Stated task
Go through the listing and set it down exactly, leaving out its pictures.

* Begin *

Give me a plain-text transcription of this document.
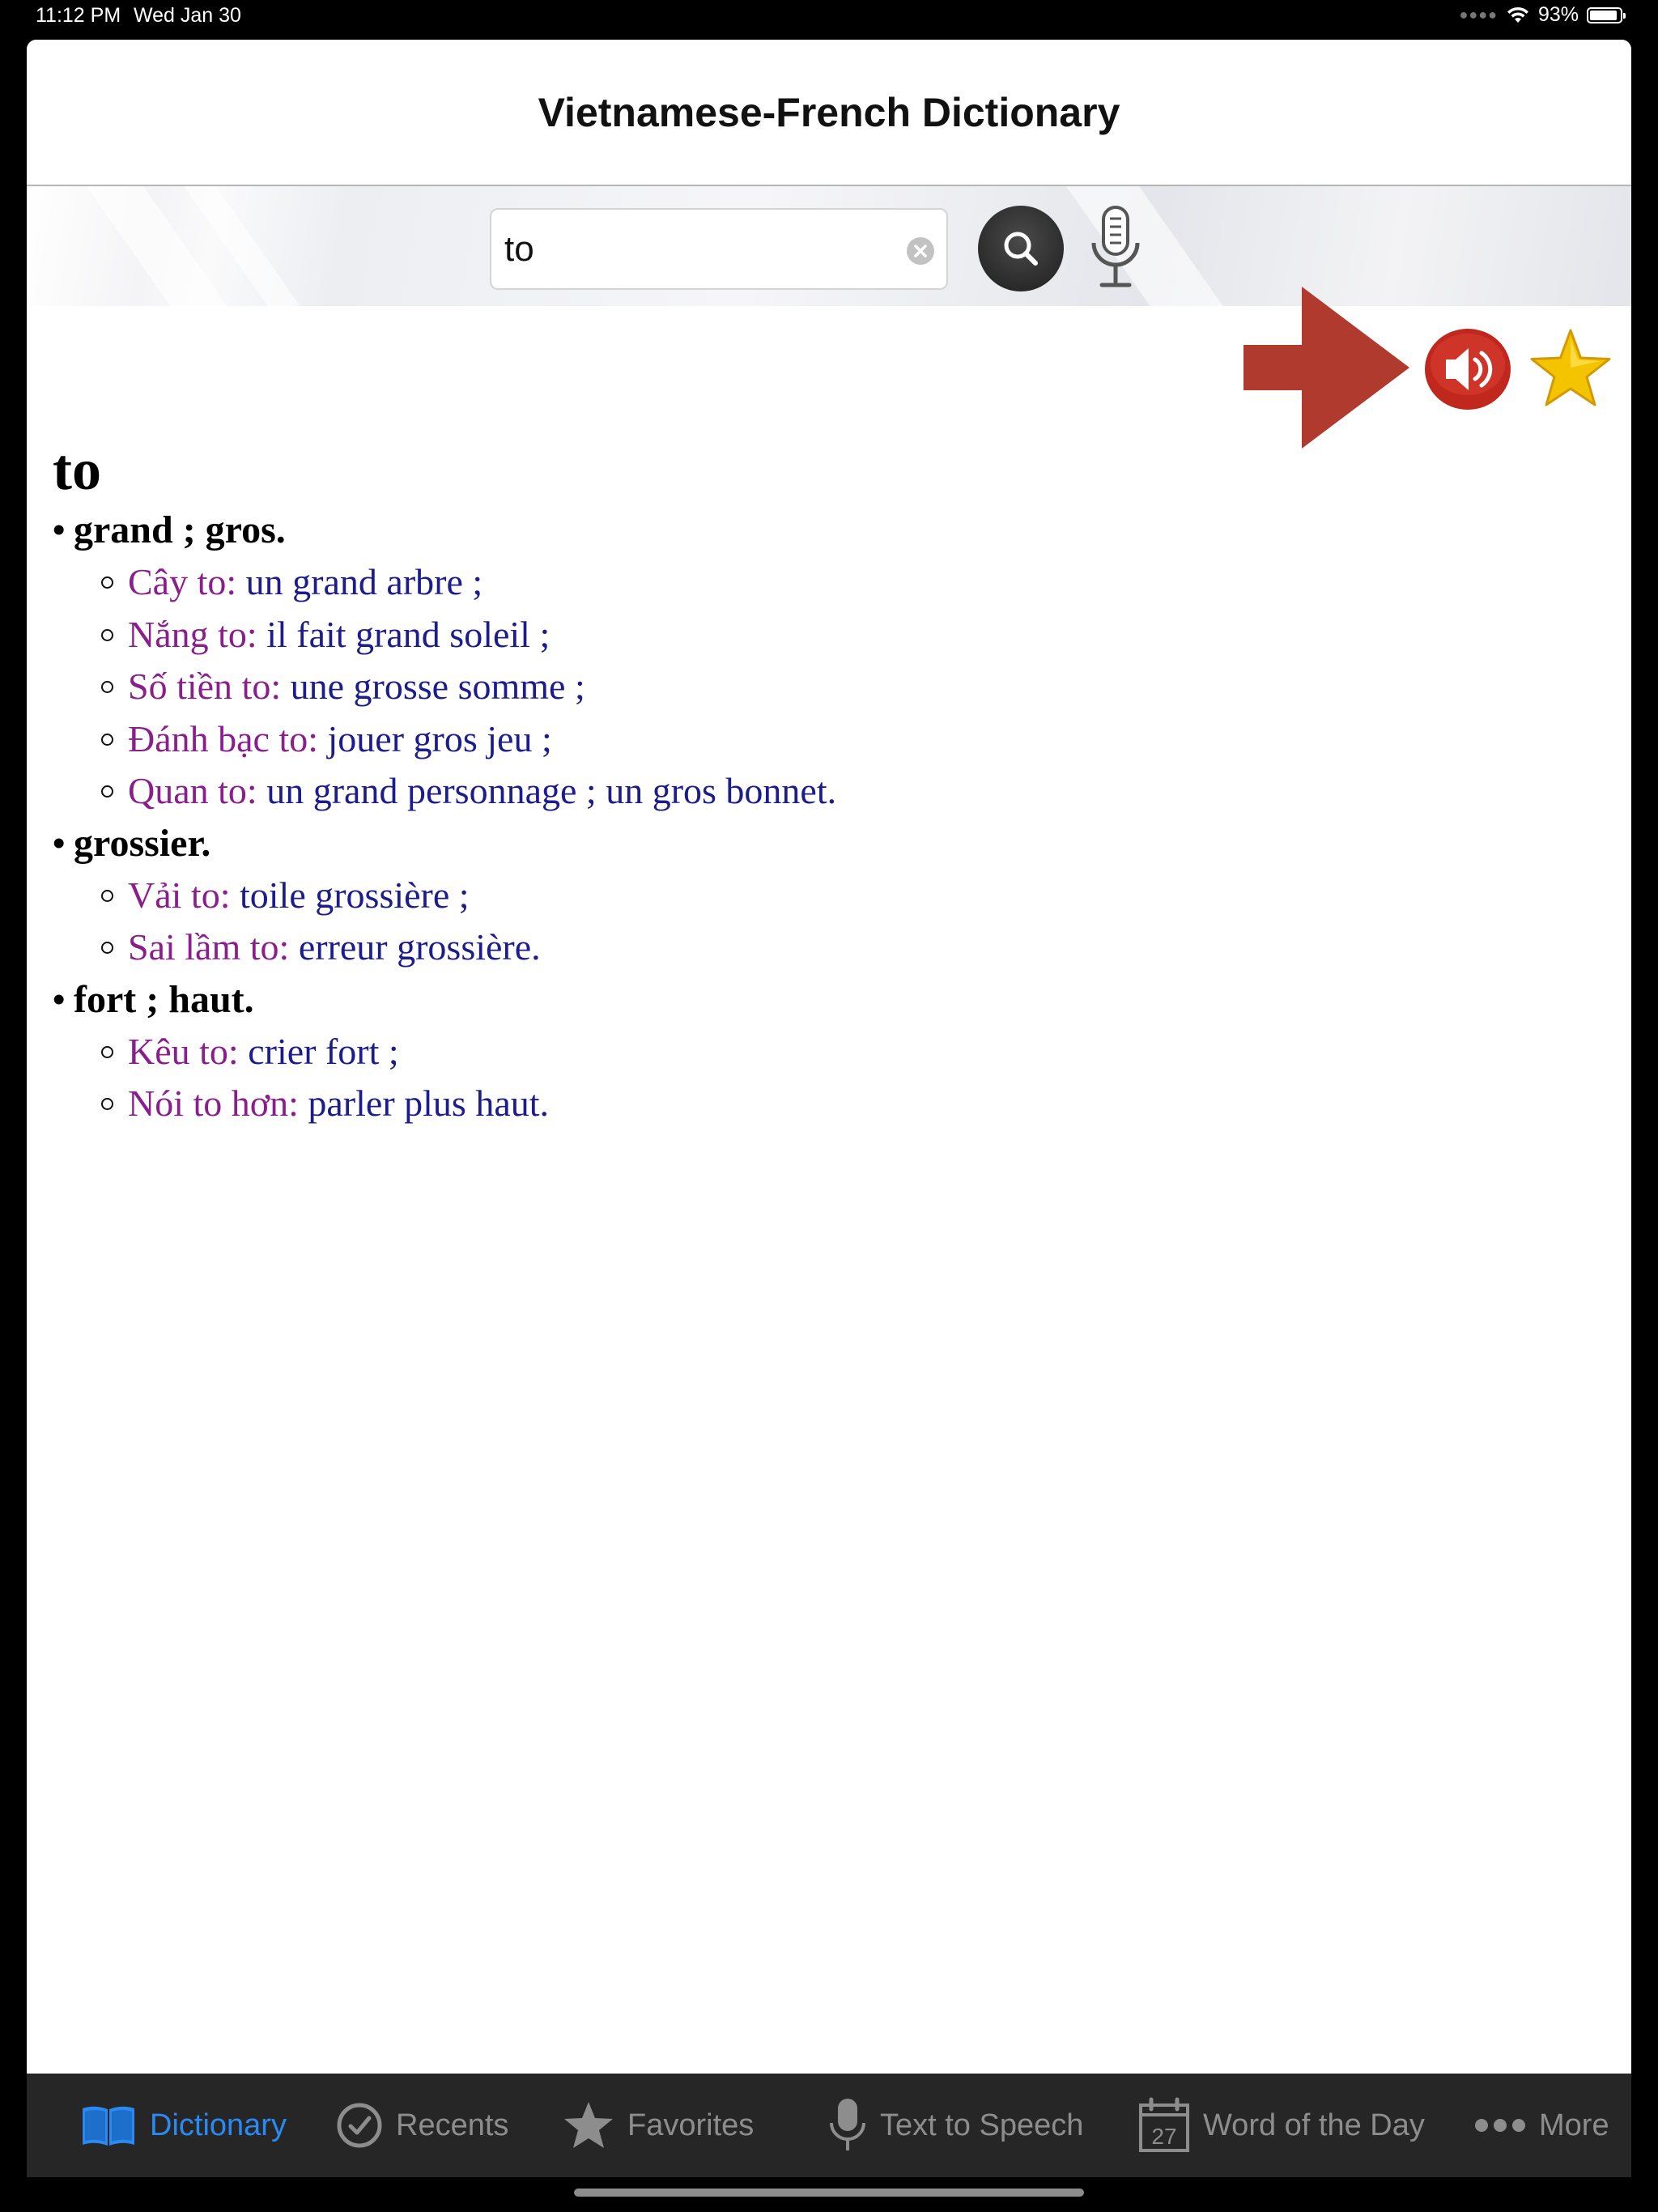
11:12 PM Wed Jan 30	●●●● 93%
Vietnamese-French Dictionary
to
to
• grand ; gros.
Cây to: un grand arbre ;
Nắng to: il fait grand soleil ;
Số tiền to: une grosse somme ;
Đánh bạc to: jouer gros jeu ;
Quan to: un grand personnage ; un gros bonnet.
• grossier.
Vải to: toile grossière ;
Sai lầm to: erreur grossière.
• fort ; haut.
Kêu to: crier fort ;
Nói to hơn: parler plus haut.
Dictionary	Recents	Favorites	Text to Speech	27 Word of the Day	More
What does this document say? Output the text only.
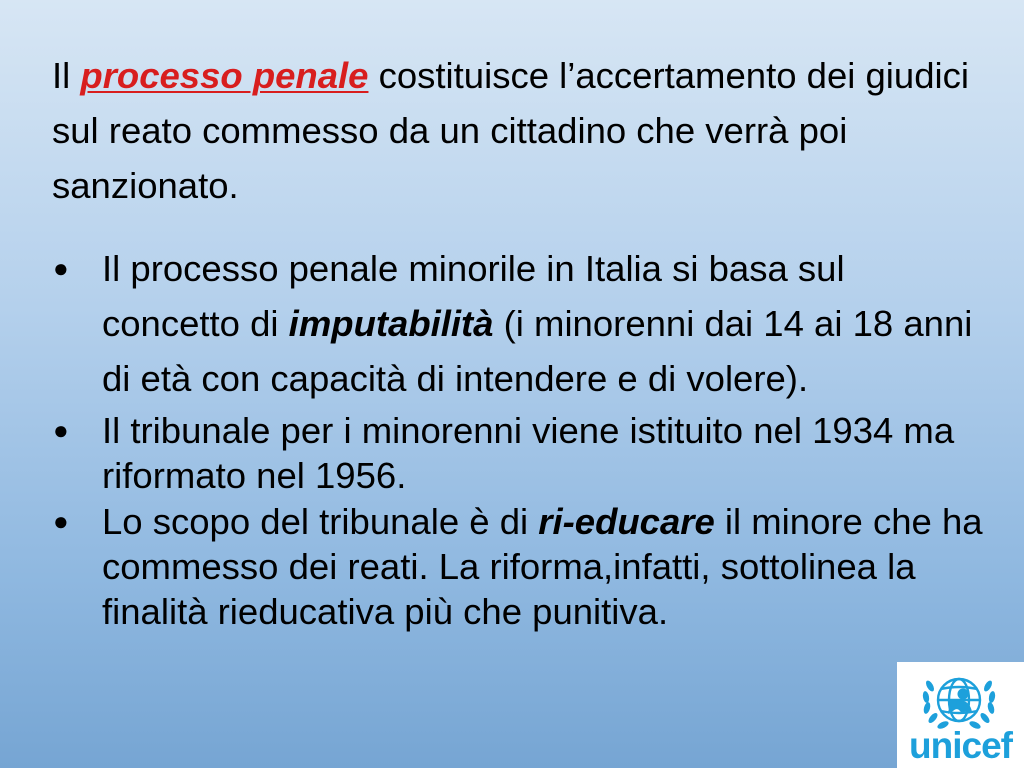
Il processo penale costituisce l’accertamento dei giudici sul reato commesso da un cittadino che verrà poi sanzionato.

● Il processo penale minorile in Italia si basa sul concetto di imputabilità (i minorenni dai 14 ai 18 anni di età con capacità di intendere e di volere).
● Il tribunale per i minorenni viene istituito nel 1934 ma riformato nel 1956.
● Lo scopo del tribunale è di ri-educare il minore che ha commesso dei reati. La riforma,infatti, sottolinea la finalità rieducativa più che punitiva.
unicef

* End *

Exercise result
Give me a plain-text transcription of this document.
11:12 PM Wed Jan 30	●●●● 93%
Vietnamese-French Dictionary
to
to
• grand ; gros.
Cây to: un grand arbre ;
Nắng to: il fait grand soleil ;
Số tiền to: une grosse somme ;
Đánh bạc to: jouer gros jeu ;
Quan to: un grand personnage ; un gros bonnet.
• grossier.
Vải to: toile grossière ;
Sai lầm to: erreur grossière.
• fort ; haut.
Kêu to: crier fort ;
Nói to hơn: parler plus haut.
Dictionary	Recents	Favorites	Text to Speech	27 Word of the Day	More
What does this document say? Output the text only.
Il processo penale costituisce l’accertamento dei giudici sul reato commesso da un cittadino che verrà poi sanzionato.

● Il processo penale minorile in Italia si basa sul concetto di imputabilità (i minorenni dai 14 ai 18 anni di età con capacità di intendere e di volere).
● Il tribunale per i minorenni viene istituito nel 1934 ma riformato nel 1956.
● Lo scopo del tribunale è di ri-educare il minore che ha commesso dei reati. La riforma,infatti, sottolinea la finalità rieducativa più che punitiva.
unicef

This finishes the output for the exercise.